◆ Job
In the entries that follow, find the word "subtitle" and report each line it is on.

◆ Data listing
○ ○ ○
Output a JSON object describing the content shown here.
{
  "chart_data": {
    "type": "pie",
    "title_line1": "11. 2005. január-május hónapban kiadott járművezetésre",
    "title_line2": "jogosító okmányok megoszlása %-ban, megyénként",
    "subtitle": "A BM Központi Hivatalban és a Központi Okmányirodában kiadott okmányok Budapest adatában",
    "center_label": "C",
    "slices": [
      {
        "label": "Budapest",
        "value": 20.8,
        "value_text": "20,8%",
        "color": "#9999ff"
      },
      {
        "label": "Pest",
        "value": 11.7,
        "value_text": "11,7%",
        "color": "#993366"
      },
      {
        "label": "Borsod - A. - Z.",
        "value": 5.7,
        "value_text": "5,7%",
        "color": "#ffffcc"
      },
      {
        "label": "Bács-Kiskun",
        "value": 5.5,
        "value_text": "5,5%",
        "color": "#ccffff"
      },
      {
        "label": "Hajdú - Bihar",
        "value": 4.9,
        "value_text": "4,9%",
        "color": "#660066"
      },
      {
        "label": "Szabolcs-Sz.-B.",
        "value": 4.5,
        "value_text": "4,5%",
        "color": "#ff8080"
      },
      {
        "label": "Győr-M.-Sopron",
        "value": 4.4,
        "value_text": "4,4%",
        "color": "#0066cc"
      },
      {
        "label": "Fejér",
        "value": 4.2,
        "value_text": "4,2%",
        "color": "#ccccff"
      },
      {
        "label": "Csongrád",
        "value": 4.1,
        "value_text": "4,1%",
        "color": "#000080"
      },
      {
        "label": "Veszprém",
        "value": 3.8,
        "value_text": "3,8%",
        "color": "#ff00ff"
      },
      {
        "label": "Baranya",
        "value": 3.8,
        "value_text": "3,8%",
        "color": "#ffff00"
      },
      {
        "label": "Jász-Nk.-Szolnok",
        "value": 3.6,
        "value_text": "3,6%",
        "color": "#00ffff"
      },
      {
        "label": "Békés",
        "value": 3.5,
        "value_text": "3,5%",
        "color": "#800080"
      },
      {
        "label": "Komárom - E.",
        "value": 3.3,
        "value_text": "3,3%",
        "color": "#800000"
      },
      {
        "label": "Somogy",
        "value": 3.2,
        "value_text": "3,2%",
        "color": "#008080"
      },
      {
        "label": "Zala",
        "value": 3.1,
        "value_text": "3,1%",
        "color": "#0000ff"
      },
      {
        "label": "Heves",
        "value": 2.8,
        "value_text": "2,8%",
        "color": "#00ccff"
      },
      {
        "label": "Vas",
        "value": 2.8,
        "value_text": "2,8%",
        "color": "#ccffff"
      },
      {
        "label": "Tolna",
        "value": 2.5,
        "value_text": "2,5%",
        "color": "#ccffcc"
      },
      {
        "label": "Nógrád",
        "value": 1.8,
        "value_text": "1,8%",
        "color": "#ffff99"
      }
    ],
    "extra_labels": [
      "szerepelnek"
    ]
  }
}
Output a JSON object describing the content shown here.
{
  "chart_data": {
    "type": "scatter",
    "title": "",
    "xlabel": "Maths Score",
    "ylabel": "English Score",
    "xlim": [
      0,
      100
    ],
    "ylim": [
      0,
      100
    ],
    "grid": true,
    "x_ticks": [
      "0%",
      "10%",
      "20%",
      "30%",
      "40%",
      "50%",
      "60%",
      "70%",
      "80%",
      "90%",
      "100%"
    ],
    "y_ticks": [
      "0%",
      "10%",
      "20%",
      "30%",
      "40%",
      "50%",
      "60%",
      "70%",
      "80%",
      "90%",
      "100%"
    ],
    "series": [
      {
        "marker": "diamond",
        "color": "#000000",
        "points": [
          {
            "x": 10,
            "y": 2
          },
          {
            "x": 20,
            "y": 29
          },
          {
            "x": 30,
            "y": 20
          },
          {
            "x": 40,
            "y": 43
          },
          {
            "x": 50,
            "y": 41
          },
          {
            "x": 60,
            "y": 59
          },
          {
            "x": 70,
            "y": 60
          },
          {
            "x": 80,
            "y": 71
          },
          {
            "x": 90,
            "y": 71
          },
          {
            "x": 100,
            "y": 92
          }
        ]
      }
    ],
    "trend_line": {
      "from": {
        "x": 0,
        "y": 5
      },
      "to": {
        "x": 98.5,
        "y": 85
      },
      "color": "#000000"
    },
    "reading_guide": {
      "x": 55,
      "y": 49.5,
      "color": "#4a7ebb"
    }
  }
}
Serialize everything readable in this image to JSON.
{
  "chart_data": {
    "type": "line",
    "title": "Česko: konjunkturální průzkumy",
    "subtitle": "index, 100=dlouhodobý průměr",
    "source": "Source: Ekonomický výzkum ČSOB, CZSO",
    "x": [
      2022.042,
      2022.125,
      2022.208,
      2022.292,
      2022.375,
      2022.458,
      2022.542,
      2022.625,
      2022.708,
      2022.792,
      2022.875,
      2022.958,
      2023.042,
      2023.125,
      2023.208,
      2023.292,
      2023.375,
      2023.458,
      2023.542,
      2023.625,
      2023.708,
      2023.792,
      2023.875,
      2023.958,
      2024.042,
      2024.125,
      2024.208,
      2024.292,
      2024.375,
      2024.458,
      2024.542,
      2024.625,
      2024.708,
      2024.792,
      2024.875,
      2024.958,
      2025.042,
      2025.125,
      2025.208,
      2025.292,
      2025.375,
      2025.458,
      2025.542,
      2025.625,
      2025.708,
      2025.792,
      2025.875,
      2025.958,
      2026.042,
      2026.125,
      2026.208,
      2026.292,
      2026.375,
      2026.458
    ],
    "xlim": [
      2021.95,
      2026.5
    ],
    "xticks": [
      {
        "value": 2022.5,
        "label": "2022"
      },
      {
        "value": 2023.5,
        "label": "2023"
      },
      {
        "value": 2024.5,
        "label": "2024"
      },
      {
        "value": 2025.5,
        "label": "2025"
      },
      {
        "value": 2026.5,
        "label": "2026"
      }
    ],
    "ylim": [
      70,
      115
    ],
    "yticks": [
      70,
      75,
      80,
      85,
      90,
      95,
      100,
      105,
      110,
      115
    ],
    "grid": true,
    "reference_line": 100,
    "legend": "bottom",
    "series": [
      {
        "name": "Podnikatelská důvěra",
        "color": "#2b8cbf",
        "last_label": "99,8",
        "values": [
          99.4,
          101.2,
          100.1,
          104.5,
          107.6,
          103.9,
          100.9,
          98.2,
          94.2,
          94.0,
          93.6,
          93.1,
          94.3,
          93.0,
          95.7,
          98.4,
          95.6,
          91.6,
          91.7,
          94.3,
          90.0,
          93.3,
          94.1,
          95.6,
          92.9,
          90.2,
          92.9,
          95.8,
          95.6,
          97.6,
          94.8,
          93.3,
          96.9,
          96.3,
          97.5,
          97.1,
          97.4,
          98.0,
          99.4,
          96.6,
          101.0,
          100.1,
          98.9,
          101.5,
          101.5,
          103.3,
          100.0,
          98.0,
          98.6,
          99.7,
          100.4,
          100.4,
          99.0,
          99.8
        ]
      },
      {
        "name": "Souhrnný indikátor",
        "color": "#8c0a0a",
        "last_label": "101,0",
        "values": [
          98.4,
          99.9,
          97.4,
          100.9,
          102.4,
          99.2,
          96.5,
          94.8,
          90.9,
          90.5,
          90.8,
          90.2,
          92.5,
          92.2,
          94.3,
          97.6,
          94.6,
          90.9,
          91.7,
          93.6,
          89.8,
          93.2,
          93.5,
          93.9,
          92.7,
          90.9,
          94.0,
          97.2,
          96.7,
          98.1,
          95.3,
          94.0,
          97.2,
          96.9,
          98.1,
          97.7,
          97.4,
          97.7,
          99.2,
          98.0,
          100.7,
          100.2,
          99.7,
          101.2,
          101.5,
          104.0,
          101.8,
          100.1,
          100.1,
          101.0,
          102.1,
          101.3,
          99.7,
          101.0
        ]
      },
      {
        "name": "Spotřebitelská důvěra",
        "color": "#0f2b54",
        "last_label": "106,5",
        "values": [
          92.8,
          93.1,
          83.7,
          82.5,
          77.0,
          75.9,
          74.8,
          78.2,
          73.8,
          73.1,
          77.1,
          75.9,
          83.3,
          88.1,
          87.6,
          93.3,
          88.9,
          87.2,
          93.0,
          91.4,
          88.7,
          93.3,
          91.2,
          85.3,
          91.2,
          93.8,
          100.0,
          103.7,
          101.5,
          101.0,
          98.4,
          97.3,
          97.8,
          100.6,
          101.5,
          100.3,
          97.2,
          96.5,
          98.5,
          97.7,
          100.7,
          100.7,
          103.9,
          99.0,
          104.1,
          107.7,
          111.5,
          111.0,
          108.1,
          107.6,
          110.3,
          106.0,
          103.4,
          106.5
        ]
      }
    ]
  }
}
○ ○ ○
◆ Final answer
    "subtitle": "A BM Központi Hivatalban és a Központi Okmányirodában kiadott okmányok Budapest adatában",
    "subtitle": "index, 100=dlouhodobý průměr",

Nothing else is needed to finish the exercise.